** BEGIN **

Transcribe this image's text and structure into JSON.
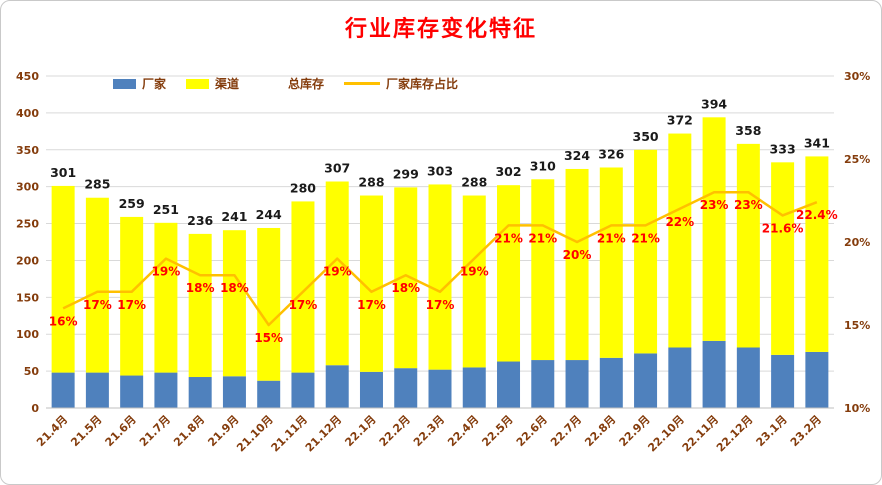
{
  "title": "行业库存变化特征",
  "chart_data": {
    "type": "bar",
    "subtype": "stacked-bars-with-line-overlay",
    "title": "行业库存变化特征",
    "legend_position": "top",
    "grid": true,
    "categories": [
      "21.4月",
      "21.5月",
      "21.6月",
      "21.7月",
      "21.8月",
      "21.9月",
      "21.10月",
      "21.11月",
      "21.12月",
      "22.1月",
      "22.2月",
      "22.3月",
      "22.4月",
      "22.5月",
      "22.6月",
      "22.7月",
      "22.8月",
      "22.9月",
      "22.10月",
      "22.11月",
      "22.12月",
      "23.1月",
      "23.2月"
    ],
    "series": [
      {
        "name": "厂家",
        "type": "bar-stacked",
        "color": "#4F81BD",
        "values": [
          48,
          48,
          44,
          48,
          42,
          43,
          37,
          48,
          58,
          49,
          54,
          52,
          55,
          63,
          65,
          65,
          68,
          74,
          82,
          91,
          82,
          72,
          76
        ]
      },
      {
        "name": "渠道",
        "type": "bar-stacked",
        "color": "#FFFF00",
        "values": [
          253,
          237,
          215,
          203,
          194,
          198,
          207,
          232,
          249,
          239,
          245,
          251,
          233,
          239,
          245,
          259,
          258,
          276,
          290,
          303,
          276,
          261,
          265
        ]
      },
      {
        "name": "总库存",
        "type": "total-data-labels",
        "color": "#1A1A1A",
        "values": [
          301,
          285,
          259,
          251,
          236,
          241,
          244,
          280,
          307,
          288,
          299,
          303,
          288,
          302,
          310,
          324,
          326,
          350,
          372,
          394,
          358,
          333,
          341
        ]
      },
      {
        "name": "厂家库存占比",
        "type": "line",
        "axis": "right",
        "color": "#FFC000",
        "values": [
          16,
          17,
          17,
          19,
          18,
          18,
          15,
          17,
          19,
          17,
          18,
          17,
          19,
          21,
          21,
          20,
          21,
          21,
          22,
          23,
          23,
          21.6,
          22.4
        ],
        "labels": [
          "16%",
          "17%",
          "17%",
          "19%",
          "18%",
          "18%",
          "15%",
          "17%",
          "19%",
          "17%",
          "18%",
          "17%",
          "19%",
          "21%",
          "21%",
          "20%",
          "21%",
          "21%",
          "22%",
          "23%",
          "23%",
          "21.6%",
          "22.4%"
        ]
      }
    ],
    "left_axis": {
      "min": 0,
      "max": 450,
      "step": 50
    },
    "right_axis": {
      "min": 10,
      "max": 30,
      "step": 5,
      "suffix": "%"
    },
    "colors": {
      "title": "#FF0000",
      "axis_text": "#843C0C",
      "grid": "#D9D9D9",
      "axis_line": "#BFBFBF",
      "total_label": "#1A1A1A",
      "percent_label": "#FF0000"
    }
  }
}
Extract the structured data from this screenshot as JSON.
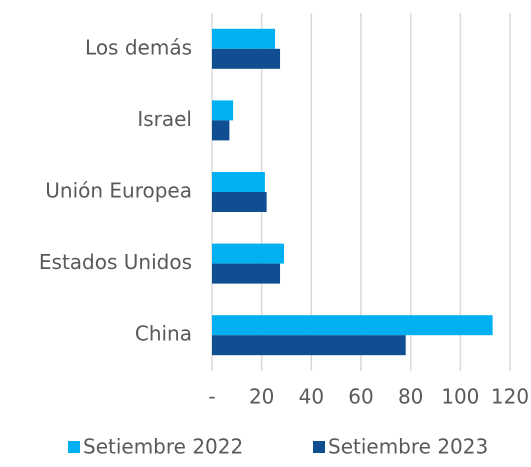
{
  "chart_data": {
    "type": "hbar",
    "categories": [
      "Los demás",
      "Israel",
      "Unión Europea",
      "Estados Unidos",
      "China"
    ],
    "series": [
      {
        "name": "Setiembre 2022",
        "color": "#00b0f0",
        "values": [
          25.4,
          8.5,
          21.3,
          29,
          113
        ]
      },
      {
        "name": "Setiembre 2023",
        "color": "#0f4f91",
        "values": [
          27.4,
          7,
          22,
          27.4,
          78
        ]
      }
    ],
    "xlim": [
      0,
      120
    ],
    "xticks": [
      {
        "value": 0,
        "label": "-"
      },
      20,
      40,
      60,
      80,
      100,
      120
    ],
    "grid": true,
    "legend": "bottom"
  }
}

** END **

### STATED GOAL:
Retype the data above exactly; pictures are not part of the copy.

### COMPLETED EXERCISE:
Transcribe this image's text and structure into JSON.
{
  "title": "行业库存变化特征",
  "chart_data": {
    "type": "bar",
    "subtype": "stacked-bars-with-line-overlay",
    "title": "行业库存变化特征",
    "legend_position": "top",
    "grid": true,
    "categories": [
      "21.4月",
      "21.5月",
      "21.6月",
      "21.7月",
      "21.8月",
      "21.9月",
      "21.10月",
      "21.11月",
      "21.12月",
      "22.1月",
      "22.2月",
      "22.3月",
      "22.4月",
      "22.5月",
      "22.6月",
      "22.7月",
      "22.8月",
      "22.9月",
      "22.10月",
      "22.11月",
      "22.12月",
      "23.1月",
      "23.2月"
    ],
    "series": [
      {
        "name": "厂家",
        "type": "bar-stacked",
        "color": "#4F81BD",
        "values": [
          48,
          48,
          44,
          48,
          42,
          43,
          37,
          48,
          58,
          49,
          54,
          52,
          55,
          63,
          65,
          65,
          68,
          74,
          82,
          91,
          82,
          72,
          76
        ]
      },
      {
        "name": "渠道",
        "type": "bar-stacked",
        "color": "#FFFF00",
        "values": [
          253,
          237,
          215,
          203,
          194,
          198,
          207,
          232,
          249,
          239,
          245,
          251,
          233,
          239,
          245,
          259,
          258,
          276,
          290,
          303,
          276,
          261,
          265
        ]
      },
      {
        "name": "总库存",
        "type": "total-data-labels",
        "color": "#1A1A1A",
        "values": [
          301,
          285,
          259,
          251,
          236,
          241,
          244,
          280,
          307,
          288,
          299,
          303,
          288,
          302,
          310,
          324,
          326,
          350,
          372,
          394,
          358,
          333,
          341
        ]
      },
      {
        "name": "厂家库存占比",
        "type": "line",
        "axis": "right",
        "color": "#FFC000",
        "values": [
          16,
          17,
          17,
          19,
          18,
          18,
          15,
          17,
          19,
          17,
          18,
          17,
          19,
          21,
          21,
          20,
          21,
          21,
          22,
          23,
          23,
          21.6,
          22.4
        ],
        "labels": [
          "16%",
          "17%",
          "17%",
          "19%",
          "18%",
          "18%",
          "15%",
          "17%",
          "19%",
          "17%",
          "18%",
          "17%",
          "19%",
          "21%",
          "21%",
          "20%",
          "21%",
          "21%",
          "22%",
          "23%",
          "23%",
          "21.6%",
          "22.4%"
        ]
      }
    ],
    "left_axis": {
      "min": 0,
      "max": 450,
      "step": 50
    },
    "right_axis": {
      "min": 10,
      "max": 30,
      "step": 5,
      "suffix": "%"
    },
    "colors": {
      "title": "#FF0000",
      "axis_text": "#843C0C",
      "grid": "#D9D9D9",
      "axis_line": "#BFBFBF",
      "total_label": "#1A1A1A",
      "percent_label": "#FF0000"
    }
  }
}
Extract the structured data from this screenshot as JSON.
{
  "chart_data": {
    "type": "hbar",
    "categories": [
      "Los demás",
      "Israel",
      "Unión Europea",
      "Estados Unidos",
      "China"
    ],
    "series": [
      {
        "name": "Setiembre 2022",
        "color": "#00b0f0",
        "values": [
          25.4,
          8.5,
          21.3,
          29,
          113
        ]
      },
      {
        "name": "Setiembre 2023",
        "color": "#0f4f91",
        "values": [
          27.4,
          7,
          22,
          27.4,
          78
        ]
      }
    ],
    "xlim": [
      0,
      120
    ],
    "xticks": [
      {
        "value": 0,
        "label": "-"
      },
      20,
      40,
      60,
      80,
      100,
      120
    ],
    "grid": true,
    "legend": "bottom"
  }
}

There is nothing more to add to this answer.